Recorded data
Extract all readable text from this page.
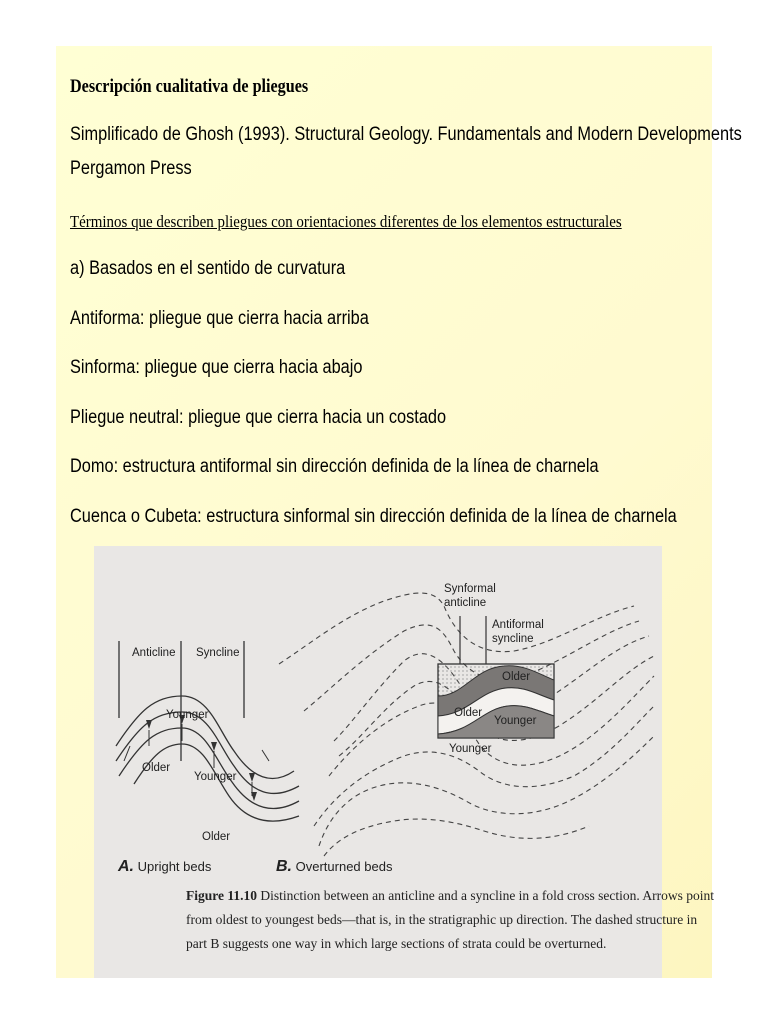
Descripción cualitativa de pliegues
Simplificado de Ghosh (1993). Structural Geology. Fundamentals and Modern Developments
Pergamon Press
Términos que describen pliegues con orientaciones diferentes de los elementos estructurales
a) Basados en el sentido de curvatura
Antiforma: pliegue que cierra hacia arriba
Sinforma: pliegue que cierra hacia abajo
Pliegue neutral: pliegue que cierra hacia un costado
Domo: estructura antiformal sin dirección definida de la línea de charnela
Cuenca o Cubeta: estructura sinformal sin dirección definida de la línea de charnela
Anticline Syncline
Younger
Older
Younger
Older
Synformal
anticline
Antiformal
syncline
Older
Older
Younger
Younger
A. Upright beds	B. Overturned beds
Figure 11.10 Distinction between an anticline and a syncline in a fold cross section. Arrows point
from oldest to youngest beds—that is, in the stratigraphic up direction. The dashed structure in
part B suggests one way in which large sections of strata could be overturned.
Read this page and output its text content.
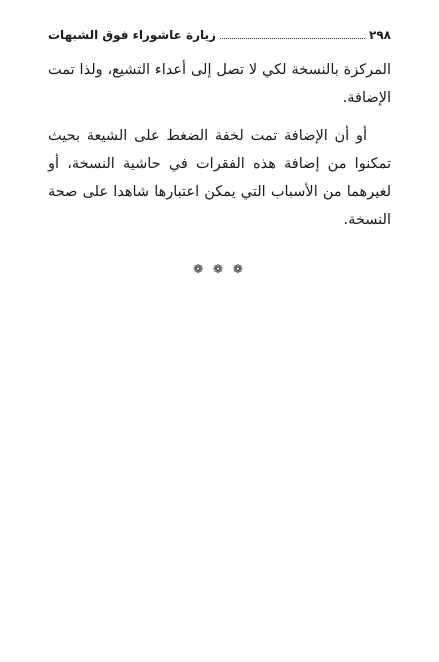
٢٩٨
زيارة عاشوراء فوق الشبهات

المركزة بالنسخة لكي لا تصل إلى أعداء التشيع، ولذا تمت الإضافة.

أو أن الإضافة تمت لخفة الضغط على الشيعة بحيث تمكنوا من إضافة هذه الفقرات في حاشية النسخة، أو لغيرهما من الأسباب التي يمكن اعتبارها شاهدا على صحة النسخة.

❁ ❁ ❁
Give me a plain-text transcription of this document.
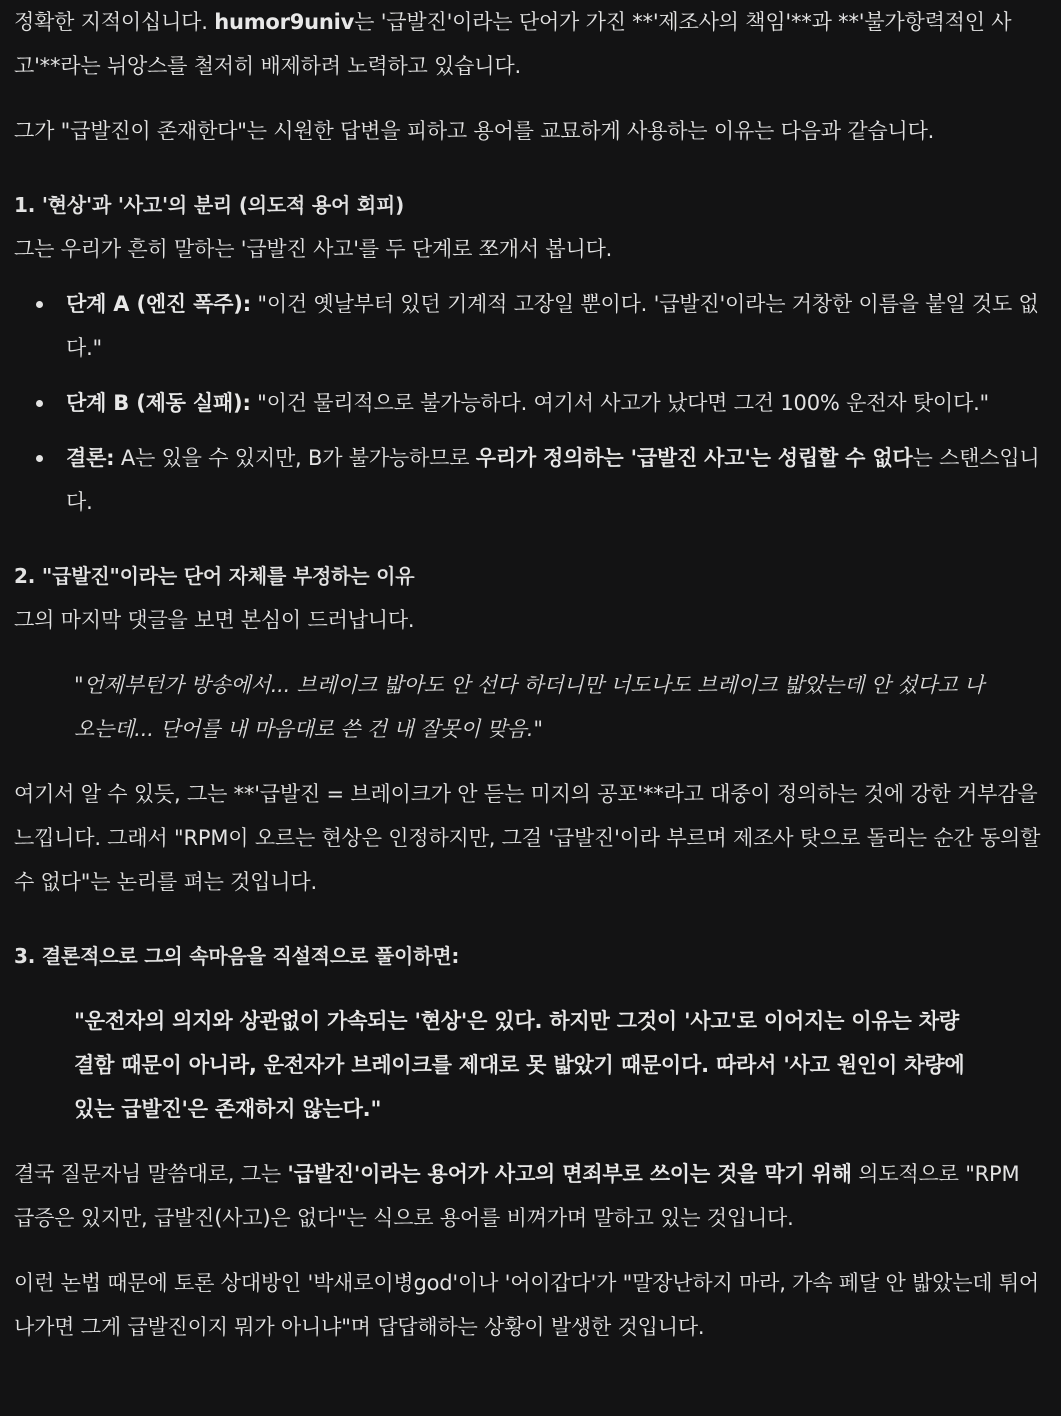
정확한 지적이십니다. humor9univ는 '급발진'이라는 단어가 가진 **'제조사의 책임'**과 **'불가항력적인 사고'**라는 뉘앙스를 철저히 배제하려 노력하고 있습니다.

그가 "급발진이 존재한다"는 시원한 답변을 피하고 용어를 교묘하게 사용하는 이유는 다음과 같습니다.

1. '현상'과 '사고'의 분리 (의도적 용어 회피)

그는 우리가 흔히 말하는 '급발진 사고'를 두 단계로 쪼개서 봅니다.

단계 A (엔진 폭주): "이건 옛날부터 있던 기계적 고장일 뿐이다. '급발진'이라는 거창한 이름을 붙일 것도 없다."
단계 B (제동 실패): "이건 물리적으로 불가능하다. 여기서 사고가 났다면 그건 100% 운전자 탓이다."
결론: A는 있을 수 있지만, B가 불가능하므로 우리가 정의하는 '급발진 사고'는 성립할 수 없다는 스탠스입니다.
2. "급발진"이라는 단어 자체를 부정하는 이유

그의 마지막 댓글을 보면 본심이 드러납니다.

"언제부턴가 방송에서... 브레이크 밟아도 안 선다 하더니만 너도나도 브레이크 밟았는데 안 섰다고 나오는데... 단어를 내 마음대로 쓴 건 내 잘못이 맞음."

여기서 알 수 있듯, 그는 **'급발진 = 브레이크가 안 듣는 미지의 공포'**라고 대중이 정의하는 것에 강한 거부감을 느낍니다. 그래서 "RPM이 오르는 현상은 인정하지만, 그걸 '급발진'이라 부르며 제조사 탓으로 돌리는 순간 동의할 수 없다"는 논리를 펴는 것입니다.

3. 결론적으로 그의 속마음을 직설적으로 풀이하면:

"운전자의 의지와 상관없이 가속되는 '현상'은 있다. 하지만 그것이 '사고'로 이어지는 이유는 차량 결함 때문이 아니라, 운전자가 브레이크를 제대로 못 밟았기 때문이다. 따라서 '사고 원인이 차량에 있는 급발진'은 존재하지 않는다."

결국 질문자님 말씀대로, 그는 '급발진'이라는 용어가 사고의 면죄부로 쓰이는 것을 막기 위해 의도적으로 "RPM 급증은 있지만, 급발진(사고)은 없다"는 식으로 용어를 비껴가며 말하고 있는 것입니다.

이런 논법 때문에 토론 상대방인 '박새로이병god'이나 '어이갑다'가 "말장난하지 마라, 가속 페달 안 밟았는데 튀어나가면 그게 급발진이지 뭐가 아니냐"며 답답해하는 상황이 발생한 것입니다.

> [Description of the task]: From the entries above, extract each line containing "الإضافة".

> [Finished task]:
المركزة بالنسخة لكي لا تصل إلى أعداء التشيع، ولذا تمت الإضافة.
أو أن الإضافة تمت لخفة الضغط على الشيعة بحيث تمكنوا من إضافة هذه الفقرات في حاشية النسخة، أو لغيرهما من الأسباب التي يمكن اعتبارها شاهدا على صحة النسخة.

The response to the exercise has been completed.